— START OF Excerpt provided —

Sunday, June 24, 2012

United Art Fair: What Art Collectors Want

(A Souza work from 1961)

The story is from our art market booming years. A young art collector invited me to her home. Security men at the gate looked at me with suspicious eyes as I did not match anywhere with the glamour of their employer. Armed by my proximity with that girl I fought back those hateful gazes and entered that multi floor home where she showed me her collection of art. I was admiring the collection with my curious pair of eyes and a mouth partly opened for sipping a cool glass of fruit juice and remained so for my inexplicable wonderment at the fabulous collection that she had on her walls. She led me through floors after floors where I witnessed the works of Indian masters. The guava juice in my glass tasted several times better when I stood before a Souza nude ogling at the voluptuousness of her body (not of the collector).

Suddenly I felt something strange. A brush stroke was not falling in place. A colour blotch has too much of thickness. A line was finding its way out of its desired course. I looked at the signature. Then at the signatures in all the paintings. They were all done by different people who had carefully followed the style of the masters. Even their signatures resembled the inimitable calligraphy of the masters. I turned at the beautiful art collector who was standing next to me more amused by collection than anybody else in the world. A few minutes before, I too was experiencing the same excitement. Now shocked out of it by the fake signatures I decided to confront her. I asked her why she collected all these ‘imitation’ classics. She told me that she liked them. I queried her regarding the names of these artists. “I don’t care,” said she with a smile dangling in her lips. “I commission them to do these and they do,” she added. What do you do with these works? I wondered. “I live with them and then sell them to other people who like masters’ works but really don’t want to go through the rigour of actual collecting.”

(Scream by Edward Munch)

— END OF Excerpt provided —
— START OF Raw data —

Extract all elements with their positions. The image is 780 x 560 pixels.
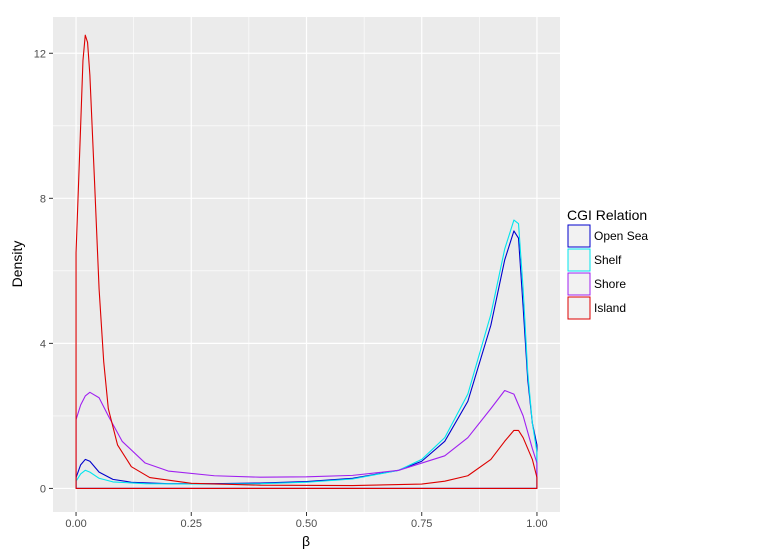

— END OF Raw data —

● What to produce
In the post about what art collectors want, what kind of juice was the narrator drinking while viewing the collection?

● Solution for this task
Guava juice.